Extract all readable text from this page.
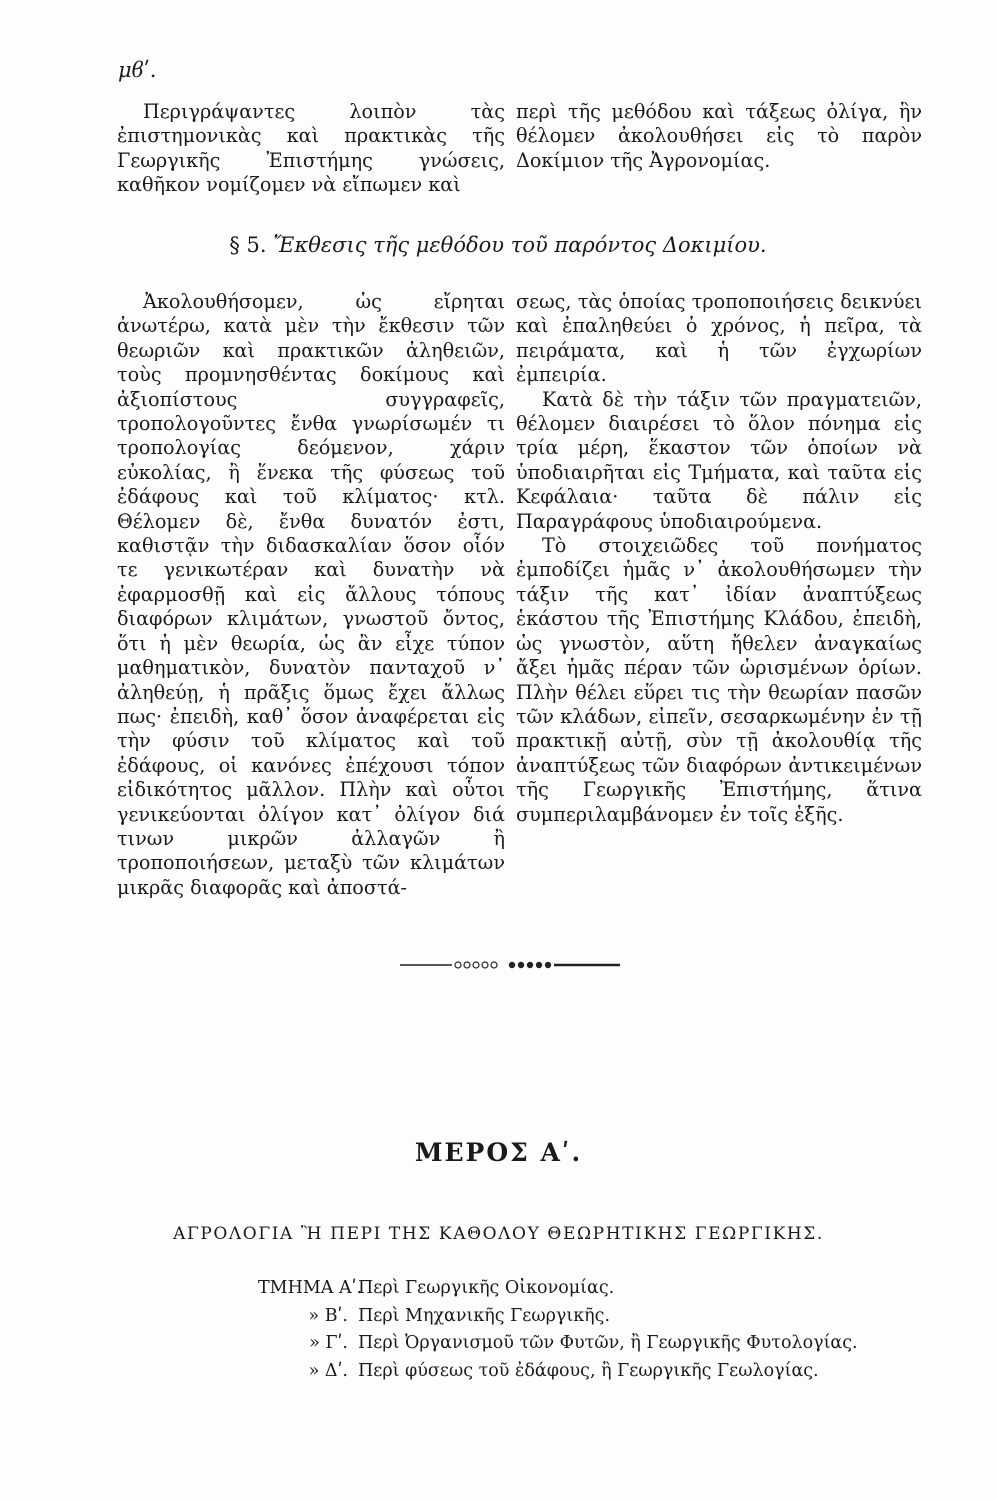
μϐʹ.

Περιγράψαντες λοιπὸν τὰς ἐπιστημονικὰς καὶ πρακτικὰς τῆς Γεωργικῆς Ἐπιστήμης γνώσεις, καθῆκον νομίζομεν νὰ εἴπωμεν καὶ

περὶ τῆς μεθόδου καὶ τάξεως ὀλίγα, ἣν θέλομεν ἀκολουθήσει εἰς τὸ παρὸν Δοκίμιον τῆς Ἀγρονομίας.

§ 5. Ἔκθεσις τῆς μεθόδου τοῦ παρόντος Δοκιμίου.

Ἀκολουθήσομεν, ὡς εἴρηται ἀνωτέρω, κατὰ μὲν τὴν ἔκθεσιν τῶν θεωριῶν καὶ πρακτικῶν ἀληθειῶν, τοὺς προμνησθέντας δοκίμους καὶ ἀξιοπίστους συγγραφεῖς, τροπολογοῦντες ἔνθα γνωρίσωμέν τι τροπολογίας δεόμενον, χάριν εὐκολίας, ἢ ἕνεκα τῆς φύσεως τοῦ ἐδάφους καὶ τοῦ κλίματος· κτλ. Θέλομεν δὲ, ἔνθα δυνατόν ἐστι, καθιστᾷν τὴν διδασκαλίαν ὅσον οἷόν τε γενικωτέραν καὶ δυνατὴν νὰ ἐφαρμοσθῇ καὶ εἰς ἄλλους τόπους διαφόρων κλιμάτων, γνωστοῦ ὄντος, ὅτι ἡ μὲν θεωρία, ὡς ἂν εἶχε τύπον μαθηματικὸν, δυνατὸν πανταχοῦ ν᾽ ἀληθεύῃ, ἡ πρᾶξις ὅμως ἔχει ἄλλως πως· ἐπειδὴ, καθ᾽ ὅσον ἀναφέρεται εἰς τὴν φύσιν τοῦ κλίματος καὶ τοῦ ἐδάφους, οἱ κανόνες ἐπέχουσι τόπον εἰδικότητος μᾶλλον. Πλὴν καὶ οὗτοι γενικεύονται ὀλίγον κατ᾽ ὀλίγον διά τινων μικρῶν ἀλλαγῶν ἢ τροποποιήσεων, μεταξὺ τῶν κλιμάτων μικρᾶς διαφορᾶς καὶ ἀποστά-

σεως, τὰς ὁποίας τροποποιήσεις δεικνύει καὶ ἐπαληθεύει ὁ χρόνος, ἡ πεῖρα, τὰ πειράματα, καὶ ἡ τῶν ἐγχωρίων ἐμπειρία.

Κατὰ δὲ τὴν τάξιν τῶν πραγματειῶν, θέλομεν διαιρέσει τὸ ὅλον πόνημα εἰς τρία μέρη, ἕκαστον τῶν ὁποίων νὰ ὑποδιαιρῆται εἰς Τμήματα, καὶ ταῦτα εἰς Κεφάλαια· ταῦτα δὲ πάλιν εἰς Παραγράφους ὑποδιαιρούμενα.

Τὸ στοιχειῶδες τοῦ πονήματος ἐμποδίζει ἡμᾶς ν᾽ ἀκολουθήσωμεν τὴν τάξιν τῆς κατ᾽ ἰδίαν ἀναπτύξεως ἑκάστου τῆς Ἐπιστήμης Κλάδου, ἐπειδὴ, ὡς γνωστὸν, αὕτη ἤθελεν ἀναγκαίως ἄξει ἡμᾶς πέραν τῶν ὡρισμένων ὁρίων. Πλὴν θέλει εὕρει τις τὴν θεωρίαν πασῶν τῶν κλάδων, εἰπεῖν, σεσαρκωμένην ἐν τῇ πρακτικῇ αὐτῇ, σὺν τῇ ἀκολουθίᾳ τῆς ἀναπτύξεως τῶν διαφόρων ἀντικειμένων τῆς Γεωργικῆς Ἐπιστήμης, ἅτινα συμπεριλαμβάνομεν ἐν τοῖς ἑξῆς.

ΜΕΡΟΣ Αʹ.
ΑΓΡΟΛΟΓΙΑ Ἢ ΠΕΡΙ ΤΗΣ ΚΑΘΟΛΟΥ ΘΕΩΡΗΤΙΚΗΣ ΓΕΩΡΓΙΚΗΣ.
ΤΜΗΜΑ Αʹ.
Περὶ Γεωργικῆς Οἰκονομίας.
» Βʹ. Περὶ Μηχανικῆς Γεωργικῆς.
» Γʹ. Περὶ Ὀργανισμοῦ τῶν Φυτῶν, ἢ Γεωργικῆς Φυτολογίας.
» Δʹ. Περὶ φύσεως τοῦ ἐδάφους, ἢ Γεωργικῆς Γεωλογίας.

Stated task> Each line of the material that holds the string "Πλὴν" counts once; give the total alone.

Complete answer> 2